# PROBLEM DESCRIPTION
Copy the lines of the material below word for word.

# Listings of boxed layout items
>> BEGIN
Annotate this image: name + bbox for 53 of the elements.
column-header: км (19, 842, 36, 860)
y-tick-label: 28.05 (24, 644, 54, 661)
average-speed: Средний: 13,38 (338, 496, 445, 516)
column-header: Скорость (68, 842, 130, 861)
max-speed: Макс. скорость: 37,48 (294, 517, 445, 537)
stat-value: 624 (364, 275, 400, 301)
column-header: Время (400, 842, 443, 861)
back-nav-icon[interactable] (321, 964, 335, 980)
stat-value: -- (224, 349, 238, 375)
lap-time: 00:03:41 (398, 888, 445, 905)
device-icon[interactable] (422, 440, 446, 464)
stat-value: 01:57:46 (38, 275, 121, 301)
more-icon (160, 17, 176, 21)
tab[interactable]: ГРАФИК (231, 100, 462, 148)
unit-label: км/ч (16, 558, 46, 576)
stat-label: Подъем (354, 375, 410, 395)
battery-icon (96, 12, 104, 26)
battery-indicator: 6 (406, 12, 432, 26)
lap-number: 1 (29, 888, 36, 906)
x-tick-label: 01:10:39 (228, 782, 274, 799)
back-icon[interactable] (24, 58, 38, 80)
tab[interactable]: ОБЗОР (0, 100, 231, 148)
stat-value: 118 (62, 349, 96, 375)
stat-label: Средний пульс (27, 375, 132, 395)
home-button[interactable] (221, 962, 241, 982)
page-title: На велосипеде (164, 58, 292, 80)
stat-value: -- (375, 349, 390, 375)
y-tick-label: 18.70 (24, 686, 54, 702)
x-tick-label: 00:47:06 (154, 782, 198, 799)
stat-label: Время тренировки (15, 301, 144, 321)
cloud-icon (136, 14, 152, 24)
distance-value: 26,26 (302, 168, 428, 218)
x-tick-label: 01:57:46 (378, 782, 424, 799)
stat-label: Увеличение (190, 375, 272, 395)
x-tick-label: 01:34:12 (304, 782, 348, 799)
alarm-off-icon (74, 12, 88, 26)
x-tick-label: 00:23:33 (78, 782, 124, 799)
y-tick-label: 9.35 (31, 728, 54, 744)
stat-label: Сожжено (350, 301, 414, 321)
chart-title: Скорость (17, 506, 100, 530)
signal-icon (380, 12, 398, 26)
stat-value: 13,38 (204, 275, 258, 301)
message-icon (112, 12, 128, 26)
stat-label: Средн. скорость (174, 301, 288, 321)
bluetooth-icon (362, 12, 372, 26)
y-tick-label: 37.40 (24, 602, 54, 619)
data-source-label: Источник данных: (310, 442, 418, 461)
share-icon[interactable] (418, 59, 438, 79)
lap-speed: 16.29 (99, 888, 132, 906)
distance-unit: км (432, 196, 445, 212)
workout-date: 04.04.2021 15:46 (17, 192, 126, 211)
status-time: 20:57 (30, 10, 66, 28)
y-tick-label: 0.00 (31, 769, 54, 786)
>> END
# WORKED ANSWER
Annotate this image: name + bbox for 53 of the elements.
column-header: км (19, 842, 36, 860)
y-tick-label: 28.05 (24, 644, 54, 661)
average-speed: Средний: 13,38 (338, 496, 445, 516)
column-header: Скорость (68, 842, 130, 861)
max-speed: Макс. скорость: 37,48 (294, 517, 445, 537)
stat-value: 624 (364, 275, 400, 301)
column-header: Время (400, 842, 443, 861)
back-nav-icon[interactable] (321, 964, 335, 980)
stat-value: -- (224, 349, 238, 375)
lap-time: 00:03:41 (398, 888, 445, 905)
device-icon[interactable] (422, 440, 446, 464)
stat-value: 01:57:46 (38, 275, 121, 301)
more-icon (160, 17, 176, 21)
tab[interactable]: ГРАФИК (231, 100, 462, 148)
unit-label: км/ч (16, 558, 46, 576)
stat-label: Подъем (354, 375, 410, 395)
battery-icon (96, 12, 104, 26)
battery-indicator: 6 (406, 12, 432, 26)
lap-number: 1 (29, 888, 36, 906)
x-tick-label: 01:10:39 (228, 782, 274, 799)
back-icon[interactable] (24, 58, 38, 80)
tab[interactable]: ОБЗОР (0, 100, 231, 148)
stat-value: 118 (62, 349, 96, 375)
stat-label: Средний пульс (27, 375, 132, 395)
home-button[interactable] (221, 962, 241, 982)
page-title: На велосипеде (164, 58, 292, 80)
stat-value: -- (375, 349, 390, 375)
y-tick-label: 18.70 (24, 686, 54, 702)
x-tick-label: 00:47:06 (154, 782, 198, 799)
stat-label: Время тренировки (15, 301, 144, 321)
cloud-icon (136, 14, 152, 24)
distance-value: 26,26 (302, 168, 428, 218)
x-tick-label: 01:57:46 (378, 782, 424, 799)
stat-label: Увеличение (190, 375, 272, 395)
x-tick-label: 01:34:12 (304, 782, 348, 799)
alarm-off-icon (74, 12, 88, 26)
x-tick-label: 00:23:33 (78, 782, 124, 799)
y-tick-label: 9.35 (31, 728, 54, 744)
stat-label: Сожжено (350, 301, 414, 321)
chart-title: Скорость (17, 506, 100, 530)
signal-icon (380, 12, 398, 26)
stat-value: 13,38 (204, 275, 258, 301)
message-icon (112, 12, 128, 26)
stat-label: Средн. скорость (174, 301, 288, 321)
bluetooth-icon (362, 12, 372, 26)
y-tick-label: 37.40 (24, 602, 54, 619)
data-source-label: Источник данных: (310, 442, 418, 461)
share-icon[interactable] (418, 59, 438, 79)
lap-speed: 16.29 (99, 888, 132, 906)
distance-unit: км (432, 196, 445, 212)
workout-date: 04.04.2021 15:46 (17, 192, 126, 211)
status-time: 20:57 (30, 10, 66, 28)
y-tick-label: 0.00 (31, 769, 54, 786)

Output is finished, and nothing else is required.